== WHAT NEEDS TO BE DONE ==
Among the records below, find each line that includes the string "this" and copy it.

"""

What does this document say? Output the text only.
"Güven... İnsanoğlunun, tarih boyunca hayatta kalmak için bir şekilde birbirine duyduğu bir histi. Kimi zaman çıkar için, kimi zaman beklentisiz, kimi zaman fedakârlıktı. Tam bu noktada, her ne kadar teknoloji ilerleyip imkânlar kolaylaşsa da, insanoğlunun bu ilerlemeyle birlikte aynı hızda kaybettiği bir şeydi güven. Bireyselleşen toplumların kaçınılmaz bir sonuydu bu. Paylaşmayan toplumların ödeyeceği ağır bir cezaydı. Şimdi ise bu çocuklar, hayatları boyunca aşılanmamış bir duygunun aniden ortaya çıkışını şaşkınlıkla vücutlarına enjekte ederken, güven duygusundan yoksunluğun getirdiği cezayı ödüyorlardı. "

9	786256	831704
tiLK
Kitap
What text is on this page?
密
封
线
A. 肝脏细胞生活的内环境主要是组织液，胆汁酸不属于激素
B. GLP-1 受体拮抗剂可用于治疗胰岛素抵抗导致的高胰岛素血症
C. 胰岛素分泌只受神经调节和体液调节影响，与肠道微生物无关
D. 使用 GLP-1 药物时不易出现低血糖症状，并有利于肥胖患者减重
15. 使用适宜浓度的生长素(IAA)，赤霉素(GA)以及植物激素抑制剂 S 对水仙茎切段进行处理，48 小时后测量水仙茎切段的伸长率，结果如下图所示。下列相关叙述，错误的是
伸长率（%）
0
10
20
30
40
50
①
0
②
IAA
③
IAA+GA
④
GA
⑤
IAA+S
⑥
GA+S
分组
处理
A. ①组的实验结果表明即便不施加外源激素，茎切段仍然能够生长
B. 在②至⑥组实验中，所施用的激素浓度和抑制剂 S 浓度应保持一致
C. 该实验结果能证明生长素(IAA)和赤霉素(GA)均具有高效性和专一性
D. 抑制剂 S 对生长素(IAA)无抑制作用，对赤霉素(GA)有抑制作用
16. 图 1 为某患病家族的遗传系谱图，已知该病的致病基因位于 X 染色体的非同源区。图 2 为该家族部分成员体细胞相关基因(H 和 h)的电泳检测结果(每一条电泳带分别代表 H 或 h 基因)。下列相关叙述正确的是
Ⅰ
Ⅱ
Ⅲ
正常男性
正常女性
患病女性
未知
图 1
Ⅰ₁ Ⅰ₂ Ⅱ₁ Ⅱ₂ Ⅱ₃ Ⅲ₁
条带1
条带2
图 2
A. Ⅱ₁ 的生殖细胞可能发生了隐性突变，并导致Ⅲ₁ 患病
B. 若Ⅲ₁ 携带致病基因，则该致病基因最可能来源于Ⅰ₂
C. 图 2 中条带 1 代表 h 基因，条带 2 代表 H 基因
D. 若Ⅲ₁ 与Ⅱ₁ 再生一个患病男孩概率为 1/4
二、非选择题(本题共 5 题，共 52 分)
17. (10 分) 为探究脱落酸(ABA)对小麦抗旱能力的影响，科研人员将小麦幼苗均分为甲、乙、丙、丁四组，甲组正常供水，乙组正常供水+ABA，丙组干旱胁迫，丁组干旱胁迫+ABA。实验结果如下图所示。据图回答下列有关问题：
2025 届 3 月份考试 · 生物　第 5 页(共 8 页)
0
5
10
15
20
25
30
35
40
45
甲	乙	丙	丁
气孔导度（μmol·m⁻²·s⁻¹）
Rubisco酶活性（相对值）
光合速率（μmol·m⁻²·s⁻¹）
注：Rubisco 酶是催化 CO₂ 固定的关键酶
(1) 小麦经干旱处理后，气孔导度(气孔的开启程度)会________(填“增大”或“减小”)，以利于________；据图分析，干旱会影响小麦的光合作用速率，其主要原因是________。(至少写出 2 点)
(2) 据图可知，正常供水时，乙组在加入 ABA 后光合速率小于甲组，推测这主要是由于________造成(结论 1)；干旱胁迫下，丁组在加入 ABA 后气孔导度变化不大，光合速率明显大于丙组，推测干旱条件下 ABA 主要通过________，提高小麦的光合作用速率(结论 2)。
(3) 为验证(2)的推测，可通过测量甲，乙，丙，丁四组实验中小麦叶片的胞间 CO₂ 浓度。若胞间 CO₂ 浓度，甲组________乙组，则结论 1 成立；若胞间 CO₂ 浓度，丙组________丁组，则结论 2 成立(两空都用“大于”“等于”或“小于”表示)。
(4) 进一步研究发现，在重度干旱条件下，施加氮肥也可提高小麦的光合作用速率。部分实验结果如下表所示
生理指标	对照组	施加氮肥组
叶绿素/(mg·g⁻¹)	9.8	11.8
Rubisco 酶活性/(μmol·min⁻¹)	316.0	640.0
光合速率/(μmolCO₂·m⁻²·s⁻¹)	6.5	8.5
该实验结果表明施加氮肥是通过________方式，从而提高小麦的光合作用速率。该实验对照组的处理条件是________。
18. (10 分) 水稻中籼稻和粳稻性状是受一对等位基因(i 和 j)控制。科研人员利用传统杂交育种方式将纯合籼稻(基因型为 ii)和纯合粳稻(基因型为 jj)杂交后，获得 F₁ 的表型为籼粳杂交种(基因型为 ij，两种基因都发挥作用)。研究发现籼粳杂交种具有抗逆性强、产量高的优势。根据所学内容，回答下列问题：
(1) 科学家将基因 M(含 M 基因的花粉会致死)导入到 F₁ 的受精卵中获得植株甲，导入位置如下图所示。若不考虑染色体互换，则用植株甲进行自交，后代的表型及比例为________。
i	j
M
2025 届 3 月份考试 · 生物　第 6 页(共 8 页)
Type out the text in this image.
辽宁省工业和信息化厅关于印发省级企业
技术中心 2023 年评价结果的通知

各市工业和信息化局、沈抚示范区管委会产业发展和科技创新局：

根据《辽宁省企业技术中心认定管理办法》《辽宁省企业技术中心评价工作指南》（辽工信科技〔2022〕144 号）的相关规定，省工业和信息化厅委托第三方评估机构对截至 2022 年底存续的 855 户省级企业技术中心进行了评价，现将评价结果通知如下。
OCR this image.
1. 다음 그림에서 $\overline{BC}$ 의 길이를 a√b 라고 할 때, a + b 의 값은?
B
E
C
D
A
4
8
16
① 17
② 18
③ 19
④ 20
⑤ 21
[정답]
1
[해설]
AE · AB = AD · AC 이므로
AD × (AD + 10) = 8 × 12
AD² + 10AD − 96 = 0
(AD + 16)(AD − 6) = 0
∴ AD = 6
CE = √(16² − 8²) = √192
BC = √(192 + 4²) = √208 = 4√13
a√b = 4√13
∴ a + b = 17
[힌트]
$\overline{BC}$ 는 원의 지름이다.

"""

== WRITTEN ANSWER ==
What does this document say? Output the text only.
What text is on this page?
Type out the text in this image.
OCR this image.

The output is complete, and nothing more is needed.